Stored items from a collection
= = = =

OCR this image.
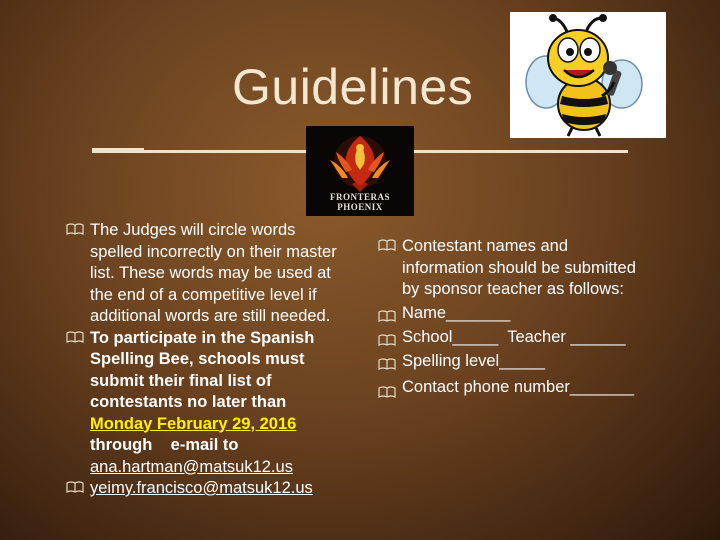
Guidelines
FRONTERAS
PHOENIX
The Judges will circle words
spelled incorrectly on their master
list. These words may be used at
the end of a competitive level if
additional words are still needed.
To participate in the Spanish
Spelling Bee, schools must
submit their final list of
contestants no later than
Monday February 29, 2016
through    e-mail to
ana.hartman@matsuk12.us
yeimy.francisco@matsuk12.us
Contestant names and
information should be submitted
by sponsor teacher as follows:
Name_______
School_____  Teacher ______
Spelling level_____
Contact phone number_______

= = = =

• **INSTRUCTIONS FOR THE TASK**
From the entries above, copy each line holding "list".

• **RESPONSE FOR THIS EXERCISE**
list. These words may be used at
submit their final list of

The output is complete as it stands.